Khan justifica este pedido aparentemente invulgar apontando para a mudança das dinâmicas geopolíticas e económicas, incluindo as tensões ligadas a Donald Trump. Embora não tenha fixado uma data para esta suposta reentrada, o Presidente da Câmara argumenta que ela é necessária devido ao novo ambiente global, que, segundo ele, se caracteriza pela instabilidade económica e pela mudança das alianças internacionais.
Essencialmente, o presidente da câmara está a pedir ao Partido Trabalhista que se comprometa a apoiar o regresso do Reino Unido à União Europeia.
Atualmente, o partido não adoptou esta posição; o Partido Trabalhista está concentrado em melhorar os acordos existentes com a UE e reduzir o atrito comercial, em vez de procurar a reentrada.
Desde o Brexit, os sucessivos governos têm continuado a implementar essa decisão, apesar dos impactos que pode ter tido na economia do país e, consequentemente, nas relações económicas com os países da UE. Dado que o regresso do Reino Unido à UE exigiria um processo moroso, com necessidade de consenso nacional e internacional, seria atualmente difícil obter apoio suficiente para iniciar tal movimento; além disso, os apoiantes do Brexit continuam a enfatizar o seu aspeto político, uma vez que permite ao país um maior controlo sobre as suas decisões, leis e questões fronteiriças.
Em suma, prevê-se que este debate se mantenha em cima da mesa durante vários anos devido à sua complexidade.
É possível que outros líderes políticos se pronunciem sobre esta questão num futuro próximo, à medida que as eleições se aproximam, mas, para já, não existe consenso no país.

■ ■ ■ ■

_EXPLORAR O MATERIAL_
1) No texto sobre o regresso do Reino Unido à UE, em que está atualmente concentrado o Partido Trabalhista?
2) Atualize o trecho do texto sobre o regresso do Reino Unido à UE que começa nas palavras "É possível que" e termina depois de "consenso no país.", substituindo "líderes políticos" por "responsáveis políticos".

[Dados de deteção da disposição de documentos]
■ ■ ■ ■

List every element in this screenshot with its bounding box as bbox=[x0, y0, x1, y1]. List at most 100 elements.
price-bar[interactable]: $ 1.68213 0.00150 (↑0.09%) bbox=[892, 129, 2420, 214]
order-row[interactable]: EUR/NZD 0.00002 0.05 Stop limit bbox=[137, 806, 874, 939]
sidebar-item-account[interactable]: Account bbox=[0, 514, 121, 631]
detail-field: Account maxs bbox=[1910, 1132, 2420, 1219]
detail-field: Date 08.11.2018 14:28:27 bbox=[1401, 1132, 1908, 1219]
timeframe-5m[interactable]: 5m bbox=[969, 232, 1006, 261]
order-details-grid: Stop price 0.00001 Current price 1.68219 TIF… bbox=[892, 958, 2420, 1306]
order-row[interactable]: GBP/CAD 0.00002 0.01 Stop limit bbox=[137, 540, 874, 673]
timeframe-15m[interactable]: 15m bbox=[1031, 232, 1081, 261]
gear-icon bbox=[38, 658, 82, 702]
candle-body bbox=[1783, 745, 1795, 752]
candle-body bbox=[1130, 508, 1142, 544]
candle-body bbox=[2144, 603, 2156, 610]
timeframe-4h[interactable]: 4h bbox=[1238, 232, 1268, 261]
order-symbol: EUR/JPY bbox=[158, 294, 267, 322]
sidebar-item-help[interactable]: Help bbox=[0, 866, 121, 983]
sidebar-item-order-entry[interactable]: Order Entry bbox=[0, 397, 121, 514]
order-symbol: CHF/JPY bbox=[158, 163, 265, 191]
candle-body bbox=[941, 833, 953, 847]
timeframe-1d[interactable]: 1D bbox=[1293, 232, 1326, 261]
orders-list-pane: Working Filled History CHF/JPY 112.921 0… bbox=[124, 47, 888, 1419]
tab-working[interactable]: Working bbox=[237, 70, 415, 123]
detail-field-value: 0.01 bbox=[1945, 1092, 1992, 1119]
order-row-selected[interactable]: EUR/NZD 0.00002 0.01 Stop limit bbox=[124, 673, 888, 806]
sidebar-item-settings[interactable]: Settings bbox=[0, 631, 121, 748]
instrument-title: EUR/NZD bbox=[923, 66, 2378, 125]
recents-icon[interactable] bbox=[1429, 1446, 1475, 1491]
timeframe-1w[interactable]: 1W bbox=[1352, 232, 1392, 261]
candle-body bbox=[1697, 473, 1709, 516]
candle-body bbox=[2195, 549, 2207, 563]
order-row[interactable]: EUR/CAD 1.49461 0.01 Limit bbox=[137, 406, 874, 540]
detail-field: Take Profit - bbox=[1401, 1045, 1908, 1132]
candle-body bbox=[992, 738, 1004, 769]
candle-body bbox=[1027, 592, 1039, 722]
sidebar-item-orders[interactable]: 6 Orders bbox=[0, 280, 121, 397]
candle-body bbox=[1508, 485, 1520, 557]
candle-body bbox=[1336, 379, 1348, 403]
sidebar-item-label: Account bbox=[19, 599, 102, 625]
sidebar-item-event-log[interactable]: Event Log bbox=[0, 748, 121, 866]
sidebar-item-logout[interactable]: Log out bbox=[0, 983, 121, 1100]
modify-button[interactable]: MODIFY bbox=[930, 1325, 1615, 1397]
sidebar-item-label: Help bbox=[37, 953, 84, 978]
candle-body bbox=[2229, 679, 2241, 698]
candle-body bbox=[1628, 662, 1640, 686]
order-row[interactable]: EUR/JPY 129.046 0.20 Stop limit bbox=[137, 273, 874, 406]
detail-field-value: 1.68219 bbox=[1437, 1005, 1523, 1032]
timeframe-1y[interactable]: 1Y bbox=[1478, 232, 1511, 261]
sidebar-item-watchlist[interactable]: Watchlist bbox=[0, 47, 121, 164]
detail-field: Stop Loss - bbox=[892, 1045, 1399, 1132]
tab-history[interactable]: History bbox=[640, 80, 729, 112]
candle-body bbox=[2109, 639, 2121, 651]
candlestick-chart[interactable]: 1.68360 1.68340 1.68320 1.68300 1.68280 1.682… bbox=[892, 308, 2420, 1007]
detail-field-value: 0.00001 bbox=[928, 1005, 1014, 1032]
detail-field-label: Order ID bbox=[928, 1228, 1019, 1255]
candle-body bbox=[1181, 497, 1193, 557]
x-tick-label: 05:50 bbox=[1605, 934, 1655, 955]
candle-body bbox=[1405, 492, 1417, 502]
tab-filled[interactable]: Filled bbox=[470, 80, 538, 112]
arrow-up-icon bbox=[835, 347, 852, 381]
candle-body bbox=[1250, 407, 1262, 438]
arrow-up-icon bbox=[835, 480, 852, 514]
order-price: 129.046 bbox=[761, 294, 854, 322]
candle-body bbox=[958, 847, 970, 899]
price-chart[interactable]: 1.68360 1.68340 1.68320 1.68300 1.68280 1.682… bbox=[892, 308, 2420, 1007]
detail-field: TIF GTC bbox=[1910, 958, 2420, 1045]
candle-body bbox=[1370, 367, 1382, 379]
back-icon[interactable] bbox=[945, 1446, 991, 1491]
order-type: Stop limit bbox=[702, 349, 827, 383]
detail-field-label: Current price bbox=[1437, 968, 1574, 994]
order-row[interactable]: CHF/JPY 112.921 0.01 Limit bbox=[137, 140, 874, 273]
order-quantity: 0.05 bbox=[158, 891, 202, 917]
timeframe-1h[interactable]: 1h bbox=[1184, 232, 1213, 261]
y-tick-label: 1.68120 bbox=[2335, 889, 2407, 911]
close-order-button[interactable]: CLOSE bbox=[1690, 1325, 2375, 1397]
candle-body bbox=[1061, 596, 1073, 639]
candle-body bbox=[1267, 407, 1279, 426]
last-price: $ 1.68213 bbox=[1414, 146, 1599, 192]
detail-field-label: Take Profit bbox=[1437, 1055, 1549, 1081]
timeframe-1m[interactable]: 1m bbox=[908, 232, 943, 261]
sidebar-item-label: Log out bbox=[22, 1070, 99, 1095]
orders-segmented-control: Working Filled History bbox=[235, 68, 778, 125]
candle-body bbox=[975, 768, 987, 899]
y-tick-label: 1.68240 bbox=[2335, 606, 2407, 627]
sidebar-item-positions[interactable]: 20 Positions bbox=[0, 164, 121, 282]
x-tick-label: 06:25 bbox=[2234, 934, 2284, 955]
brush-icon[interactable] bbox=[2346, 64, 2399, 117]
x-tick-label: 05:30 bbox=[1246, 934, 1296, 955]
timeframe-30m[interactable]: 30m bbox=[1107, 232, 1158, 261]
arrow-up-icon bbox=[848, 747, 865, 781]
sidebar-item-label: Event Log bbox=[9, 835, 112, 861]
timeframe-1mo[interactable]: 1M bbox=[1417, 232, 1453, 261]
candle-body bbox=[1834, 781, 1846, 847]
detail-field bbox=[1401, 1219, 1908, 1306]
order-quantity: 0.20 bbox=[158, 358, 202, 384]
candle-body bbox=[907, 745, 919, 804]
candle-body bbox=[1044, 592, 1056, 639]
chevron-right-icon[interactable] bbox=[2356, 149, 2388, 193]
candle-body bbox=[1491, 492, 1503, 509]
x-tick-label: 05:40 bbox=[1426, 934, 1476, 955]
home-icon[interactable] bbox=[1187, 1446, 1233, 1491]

■ ■ ■ ■

_RESPOSTAS POR TAREFA_
1) Em melhorar os acordos existentes com a UE e reduzir o atrito comercial, em vez de procurar a reentrada.

2)
É possível que outros responsáveis políticos se pronunciem sobre esta questão num futuro próximo, à medida que as eleições se aproximam, mas, para já, não existe consenso no país.